• [DATA FOR PROCESSING]:

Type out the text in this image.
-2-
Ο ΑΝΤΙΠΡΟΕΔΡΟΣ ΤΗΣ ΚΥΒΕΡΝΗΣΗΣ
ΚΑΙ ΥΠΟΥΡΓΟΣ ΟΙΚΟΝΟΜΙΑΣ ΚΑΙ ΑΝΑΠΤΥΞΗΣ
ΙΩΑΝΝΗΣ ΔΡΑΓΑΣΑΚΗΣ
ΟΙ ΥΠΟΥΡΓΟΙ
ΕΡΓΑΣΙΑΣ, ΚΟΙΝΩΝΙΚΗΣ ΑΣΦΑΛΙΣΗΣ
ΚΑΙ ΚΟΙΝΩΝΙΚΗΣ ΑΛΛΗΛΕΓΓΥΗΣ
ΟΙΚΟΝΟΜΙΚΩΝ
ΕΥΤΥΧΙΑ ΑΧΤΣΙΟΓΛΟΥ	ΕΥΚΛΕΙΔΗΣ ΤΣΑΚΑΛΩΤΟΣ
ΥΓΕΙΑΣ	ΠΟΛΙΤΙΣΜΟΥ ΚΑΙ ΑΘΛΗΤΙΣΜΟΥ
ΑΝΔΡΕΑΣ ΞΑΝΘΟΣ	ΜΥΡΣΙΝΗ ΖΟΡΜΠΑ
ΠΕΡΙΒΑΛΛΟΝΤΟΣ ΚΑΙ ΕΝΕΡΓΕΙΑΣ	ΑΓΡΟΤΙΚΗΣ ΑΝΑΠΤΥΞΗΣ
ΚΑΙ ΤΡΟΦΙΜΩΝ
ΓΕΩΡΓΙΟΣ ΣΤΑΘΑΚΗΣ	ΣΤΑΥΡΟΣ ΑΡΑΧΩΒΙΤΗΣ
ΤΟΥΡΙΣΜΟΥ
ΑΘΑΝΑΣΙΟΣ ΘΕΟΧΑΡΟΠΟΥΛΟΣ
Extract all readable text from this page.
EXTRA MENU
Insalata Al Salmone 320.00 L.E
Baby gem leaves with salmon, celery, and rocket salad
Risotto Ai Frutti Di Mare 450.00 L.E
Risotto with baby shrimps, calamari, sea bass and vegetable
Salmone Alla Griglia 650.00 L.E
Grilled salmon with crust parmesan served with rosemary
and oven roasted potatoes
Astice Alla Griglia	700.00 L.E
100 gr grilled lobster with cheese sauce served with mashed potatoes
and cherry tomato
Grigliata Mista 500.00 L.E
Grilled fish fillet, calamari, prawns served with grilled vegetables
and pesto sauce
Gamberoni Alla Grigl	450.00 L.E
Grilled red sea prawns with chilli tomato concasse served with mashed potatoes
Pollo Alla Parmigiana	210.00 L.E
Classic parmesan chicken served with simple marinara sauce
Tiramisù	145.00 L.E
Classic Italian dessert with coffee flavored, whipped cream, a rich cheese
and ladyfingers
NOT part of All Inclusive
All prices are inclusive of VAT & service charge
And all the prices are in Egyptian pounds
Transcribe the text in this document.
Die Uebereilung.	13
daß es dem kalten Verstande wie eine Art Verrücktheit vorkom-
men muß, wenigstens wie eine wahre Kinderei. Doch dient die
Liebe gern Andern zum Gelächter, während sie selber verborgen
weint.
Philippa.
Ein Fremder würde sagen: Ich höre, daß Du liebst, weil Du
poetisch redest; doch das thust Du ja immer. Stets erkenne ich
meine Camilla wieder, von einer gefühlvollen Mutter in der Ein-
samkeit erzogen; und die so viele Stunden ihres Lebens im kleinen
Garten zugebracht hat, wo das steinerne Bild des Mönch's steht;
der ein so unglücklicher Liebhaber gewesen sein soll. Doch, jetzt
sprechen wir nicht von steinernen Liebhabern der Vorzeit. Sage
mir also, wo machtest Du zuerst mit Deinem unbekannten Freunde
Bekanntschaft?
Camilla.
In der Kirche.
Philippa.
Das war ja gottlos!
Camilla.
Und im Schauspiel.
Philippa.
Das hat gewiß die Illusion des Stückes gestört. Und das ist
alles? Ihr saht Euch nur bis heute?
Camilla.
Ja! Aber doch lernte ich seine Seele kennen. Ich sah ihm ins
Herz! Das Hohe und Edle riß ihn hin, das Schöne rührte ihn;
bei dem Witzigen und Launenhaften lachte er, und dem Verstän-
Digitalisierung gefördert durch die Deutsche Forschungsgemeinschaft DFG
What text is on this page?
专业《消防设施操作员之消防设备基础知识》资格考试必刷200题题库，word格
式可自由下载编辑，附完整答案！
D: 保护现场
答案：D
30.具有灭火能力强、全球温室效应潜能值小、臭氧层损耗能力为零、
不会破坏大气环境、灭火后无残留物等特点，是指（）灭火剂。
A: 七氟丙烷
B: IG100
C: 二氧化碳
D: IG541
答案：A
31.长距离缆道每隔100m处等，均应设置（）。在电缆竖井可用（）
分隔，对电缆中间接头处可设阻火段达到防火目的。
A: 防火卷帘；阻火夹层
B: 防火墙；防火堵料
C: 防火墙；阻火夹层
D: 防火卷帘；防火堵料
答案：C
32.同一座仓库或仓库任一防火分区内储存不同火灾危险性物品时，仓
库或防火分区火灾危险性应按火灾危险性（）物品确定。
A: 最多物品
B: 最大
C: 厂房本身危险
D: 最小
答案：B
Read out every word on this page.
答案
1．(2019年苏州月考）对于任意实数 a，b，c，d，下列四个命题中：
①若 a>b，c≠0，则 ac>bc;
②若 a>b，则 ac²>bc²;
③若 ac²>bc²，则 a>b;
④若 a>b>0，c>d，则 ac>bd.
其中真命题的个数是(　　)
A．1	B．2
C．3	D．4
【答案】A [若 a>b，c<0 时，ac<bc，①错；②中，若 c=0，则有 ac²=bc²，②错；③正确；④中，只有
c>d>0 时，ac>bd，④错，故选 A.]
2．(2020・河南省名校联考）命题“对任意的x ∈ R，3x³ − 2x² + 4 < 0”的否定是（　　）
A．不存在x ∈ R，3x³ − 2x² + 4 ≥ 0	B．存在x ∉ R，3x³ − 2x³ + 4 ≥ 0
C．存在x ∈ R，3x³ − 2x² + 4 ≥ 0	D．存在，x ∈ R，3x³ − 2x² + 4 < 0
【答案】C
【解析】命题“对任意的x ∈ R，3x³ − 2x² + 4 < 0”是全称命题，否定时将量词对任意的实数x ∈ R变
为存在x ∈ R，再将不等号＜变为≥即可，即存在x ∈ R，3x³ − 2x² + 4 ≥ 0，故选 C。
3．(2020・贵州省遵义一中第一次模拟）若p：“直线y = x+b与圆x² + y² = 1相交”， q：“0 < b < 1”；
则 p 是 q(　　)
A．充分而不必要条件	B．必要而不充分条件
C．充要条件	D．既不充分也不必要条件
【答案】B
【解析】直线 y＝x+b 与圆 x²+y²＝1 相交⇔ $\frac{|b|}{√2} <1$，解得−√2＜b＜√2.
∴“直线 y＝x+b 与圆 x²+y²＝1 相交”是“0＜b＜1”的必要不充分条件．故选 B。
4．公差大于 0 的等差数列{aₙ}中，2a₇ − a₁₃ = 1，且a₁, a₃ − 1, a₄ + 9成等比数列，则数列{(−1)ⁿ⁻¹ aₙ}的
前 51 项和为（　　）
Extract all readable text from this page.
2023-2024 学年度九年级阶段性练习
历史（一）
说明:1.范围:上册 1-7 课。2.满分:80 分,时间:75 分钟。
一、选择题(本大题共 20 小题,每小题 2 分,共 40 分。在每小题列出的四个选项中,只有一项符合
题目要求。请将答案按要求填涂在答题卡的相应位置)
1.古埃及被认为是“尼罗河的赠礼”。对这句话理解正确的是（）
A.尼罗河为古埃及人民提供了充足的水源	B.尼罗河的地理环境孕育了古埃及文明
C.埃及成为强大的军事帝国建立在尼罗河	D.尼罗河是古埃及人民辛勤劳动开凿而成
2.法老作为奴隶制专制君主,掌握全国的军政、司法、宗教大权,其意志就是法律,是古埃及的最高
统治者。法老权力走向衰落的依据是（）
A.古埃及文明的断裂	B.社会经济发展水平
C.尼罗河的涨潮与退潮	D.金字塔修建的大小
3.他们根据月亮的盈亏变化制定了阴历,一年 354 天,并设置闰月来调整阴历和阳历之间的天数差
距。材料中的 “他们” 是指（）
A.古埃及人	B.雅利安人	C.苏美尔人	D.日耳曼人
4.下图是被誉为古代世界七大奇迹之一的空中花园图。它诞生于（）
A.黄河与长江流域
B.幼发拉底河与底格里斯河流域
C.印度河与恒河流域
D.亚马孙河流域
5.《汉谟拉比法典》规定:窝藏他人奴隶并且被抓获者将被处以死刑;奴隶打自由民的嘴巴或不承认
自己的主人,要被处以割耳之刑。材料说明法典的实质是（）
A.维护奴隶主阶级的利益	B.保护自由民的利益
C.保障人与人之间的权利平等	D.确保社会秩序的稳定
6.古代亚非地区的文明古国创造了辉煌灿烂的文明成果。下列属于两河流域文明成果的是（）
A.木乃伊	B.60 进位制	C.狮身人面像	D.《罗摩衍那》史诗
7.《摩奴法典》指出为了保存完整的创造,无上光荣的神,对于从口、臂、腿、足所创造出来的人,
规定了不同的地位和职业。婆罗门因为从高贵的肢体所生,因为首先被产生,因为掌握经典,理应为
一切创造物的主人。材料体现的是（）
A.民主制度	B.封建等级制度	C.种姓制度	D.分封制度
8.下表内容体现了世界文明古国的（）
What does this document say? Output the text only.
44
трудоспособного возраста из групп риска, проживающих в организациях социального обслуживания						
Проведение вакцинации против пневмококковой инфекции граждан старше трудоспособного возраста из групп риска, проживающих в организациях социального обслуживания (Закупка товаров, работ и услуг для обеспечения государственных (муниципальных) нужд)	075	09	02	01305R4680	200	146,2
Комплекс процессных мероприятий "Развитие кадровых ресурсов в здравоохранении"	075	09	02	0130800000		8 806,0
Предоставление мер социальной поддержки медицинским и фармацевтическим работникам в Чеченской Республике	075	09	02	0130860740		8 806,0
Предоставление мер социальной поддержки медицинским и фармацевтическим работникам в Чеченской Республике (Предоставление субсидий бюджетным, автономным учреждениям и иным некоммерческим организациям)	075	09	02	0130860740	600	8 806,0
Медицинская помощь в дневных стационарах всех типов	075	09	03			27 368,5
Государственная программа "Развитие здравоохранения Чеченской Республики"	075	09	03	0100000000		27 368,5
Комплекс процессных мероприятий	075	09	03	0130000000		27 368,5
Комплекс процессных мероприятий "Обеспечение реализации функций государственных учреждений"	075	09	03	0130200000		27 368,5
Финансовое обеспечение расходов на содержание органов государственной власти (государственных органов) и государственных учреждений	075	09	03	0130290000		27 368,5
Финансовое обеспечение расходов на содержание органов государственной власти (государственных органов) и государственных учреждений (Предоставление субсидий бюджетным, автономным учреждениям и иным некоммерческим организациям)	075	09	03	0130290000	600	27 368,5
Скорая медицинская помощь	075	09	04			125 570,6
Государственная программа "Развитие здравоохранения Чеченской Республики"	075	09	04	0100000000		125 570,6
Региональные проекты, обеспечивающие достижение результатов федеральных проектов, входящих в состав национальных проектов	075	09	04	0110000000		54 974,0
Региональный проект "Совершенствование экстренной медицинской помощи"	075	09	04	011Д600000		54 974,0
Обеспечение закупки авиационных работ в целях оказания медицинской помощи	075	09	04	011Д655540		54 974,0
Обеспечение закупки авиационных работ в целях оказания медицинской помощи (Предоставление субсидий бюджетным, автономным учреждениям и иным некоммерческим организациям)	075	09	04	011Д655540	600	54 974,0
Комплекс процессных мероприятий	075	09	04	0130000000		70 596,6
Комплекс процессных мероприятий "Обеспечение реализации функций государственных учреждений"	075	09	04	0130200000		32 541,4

• [STATED TASK]:
Which lines contain the word "медицинской"? Return each of them.

• [EXERCISE RESULT]:
Региональный проект "Совершенствование экстренной медицинской помощи"	075	09	04	011Д600000		54 974,0
Обеспечение закупки авиационных работ в целях оказания медицинской помощи	075	09	04	011Д655540		54 974,0
Обеспечение закупки авиационных работ в целях оказания медицинской помощи (Предоставление субсидий бюджетным, автономным учреждениям и иным некоммерческим организациям)	075	09	04	011Д655540	600	54 974,0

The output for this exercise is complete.